■ **EXERCISE AIM**: Please transcribe the data below exactly. Leave the pictures out.

■ **STORED RECORDS**:
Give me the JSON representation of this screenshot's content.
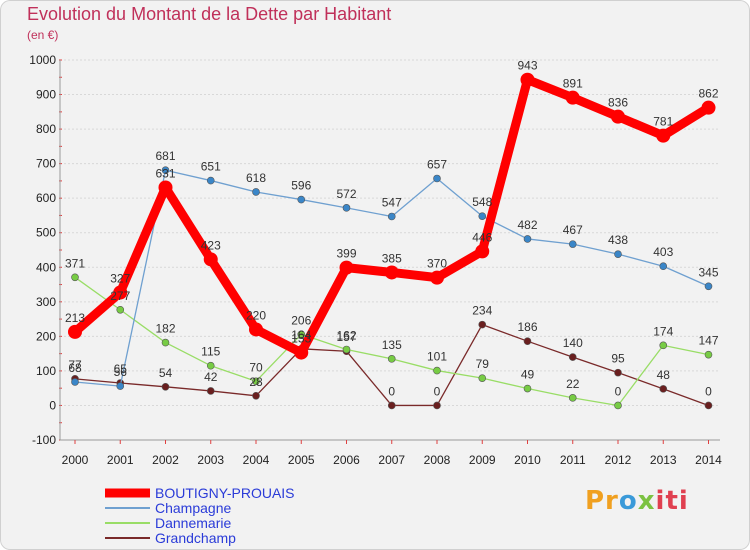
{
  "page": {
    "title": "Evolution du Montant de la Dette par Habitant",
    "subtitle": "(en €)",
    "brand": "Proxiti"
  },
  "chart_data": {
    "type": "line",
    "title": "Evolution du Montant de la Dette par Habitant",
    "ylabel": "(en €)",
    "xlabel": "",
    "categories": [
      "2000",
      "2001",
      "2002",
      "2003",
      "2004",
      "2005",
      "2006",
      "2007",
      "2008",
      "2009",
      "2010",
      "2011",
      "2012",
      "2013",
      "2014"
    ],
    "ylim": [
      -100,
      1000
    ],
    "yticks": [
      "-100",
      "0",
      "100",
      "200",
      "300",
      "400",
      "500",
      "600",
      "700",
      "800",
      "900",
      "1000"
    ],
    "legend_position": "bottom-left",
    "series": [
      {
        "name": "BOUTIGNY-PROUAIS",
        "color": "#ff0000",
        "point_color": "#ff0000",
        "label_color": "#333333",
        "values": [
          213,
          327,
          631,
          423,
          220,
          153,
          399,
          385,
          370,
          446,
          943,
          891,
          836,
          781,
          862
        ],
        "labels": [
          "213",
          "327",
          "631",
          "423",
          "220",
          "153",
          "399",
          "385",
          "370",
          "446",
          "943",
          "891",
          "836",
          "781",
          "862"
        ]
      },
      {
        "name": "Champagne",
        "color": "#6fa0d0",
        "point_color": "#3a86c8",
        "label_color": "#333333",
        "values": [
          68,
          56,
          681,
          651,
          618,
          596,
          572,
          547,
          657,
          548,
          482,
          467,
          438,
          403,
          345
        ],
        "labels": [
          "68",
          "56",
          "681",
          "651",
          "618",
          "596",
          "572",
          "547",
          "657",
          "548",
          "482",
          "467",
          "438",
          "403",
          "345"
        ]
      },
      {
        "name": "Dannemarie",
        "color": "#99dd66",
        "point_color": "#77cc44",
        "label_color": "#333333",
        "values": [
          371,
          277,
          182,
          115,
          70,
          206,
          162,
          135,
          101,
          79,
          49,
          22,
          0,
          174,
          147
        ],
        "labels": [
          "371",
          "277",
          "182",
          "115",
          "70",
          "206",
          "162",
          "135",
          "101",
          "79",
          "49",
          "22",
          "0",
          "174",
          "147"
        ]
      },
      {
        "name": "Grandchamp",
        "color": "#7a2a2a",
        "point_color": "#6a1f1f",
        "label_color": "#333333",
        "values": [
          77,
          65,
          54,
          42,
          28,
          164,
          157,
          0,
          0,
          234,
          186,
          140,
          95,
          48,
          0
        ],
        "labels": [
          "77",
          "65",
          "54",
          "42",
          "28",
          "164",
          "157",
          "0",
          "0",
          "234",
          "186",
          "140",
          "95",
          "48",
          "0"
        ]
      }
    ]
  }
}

■ **FINAL RESULT**:
Give me the JSON representation of this screenshot's content.
{
  "page": {
    "title": "Evolution du Montant de la Dette par Habitant",
    "subtitle": "(en €)",
    "brand": "Proxiti"
  },
  "chart_data": {
    "type": "line",
    "title": "Evolution du Montant de la Dette par Habitant",
    "ylabel": "(en €)",
    "xlabel": "",
    "categories": [
      "2000",
      "2001",
      "2002",
      "2003",
      "2004",
      "2005",
      "2006",
      "2007",
      "2008",
      "2009",
      "2010",
      "2011",
      "2012",
      "2013",
      "2014"
    ],
    "ylim": [
      -100,
      1000
    ],
    "yticks": [
      "-100",
      "0",
      "100",
      "200",
      "300",
      "400",
      "500",
      "600",
      "700",
      "800",
      "900",
      "1000"
    ],
    "legend_position": "bottom-left",
    "series": [
      {
        "name": "BOUTIGNY-PROUAIS",
        "color": "#ff0000",
        "point_color": "#ff0000",
        "label_color": "#333333",
        "values": [
          213,
          327,
          631,
          423,
          220,
          153,
          399,
          385,
          370,
          446,
          943,
          891,
          836,
          781,
          862
        ],
        "labels": [
          "213",
          "327",
          "631",
          "423",
          "220",
          "153",
          "399",
          "385",
          "370",
          "446",
          "943",
          "891",
          "836",
          "781",
          "862"
        ]
      },
      {
        "name": "Champagne",
        "color": "#6fa0d0",
        "point_color": "#3a86c8",
        "label_color": "#333333",
        "values": [
          68,
          56,
          681,
          651,
          618,
          596,
          572,
          547,
          657,
          548,
          482,
          467,
          438,
          403,
          345
        ],
        "labels": [
          "68",
          "56",
          "681",
          "651",
          "618",
          "596",
          "572",
          "547",
          "657",
          "548",
          "482",
          "467",
          "438",
          "403",
          "345"
        ]
      },
      {
        "name": "Dannemarie",
        "color": "#99dd66",
        "point_color": "#77cc44",
        "label_color": "#333333",
        "values": [
          371,
          277,
          182,
          115,
          70,
          206,
          162,
          135,
          101,
          79,
          49,
          22,
          0,
          174,
          147
        ],
        "labels": [
          "371",
          "277",
          "182",
          "115",
          "70",
          "206",
          "162",
          "135",
          "101",
          "79",
          "49",
          "22",
          "0",
          "174",
          "147"
        ]
      },
      {
        "name": "Grandchamp",
        "color": "#7a2a2a",
        "point_color": "#6a1f1f",
        "label_color": "#333333",
        "values": [
          77,
          65,
          54,
          42,
          28,
          164,
          157,
          0,
          0,
          234,
          186,
          140,
          95,
          48,
          0
        ],
        "labels": [
          "77",
          "65",
          "54",
          "42",
          "28",
          "164",
          "157",
          "0",
          "0",
          "234",
          "186",
          "140",
          "95",
          "48",
          "0"
        ]
      }
    ]
  }
}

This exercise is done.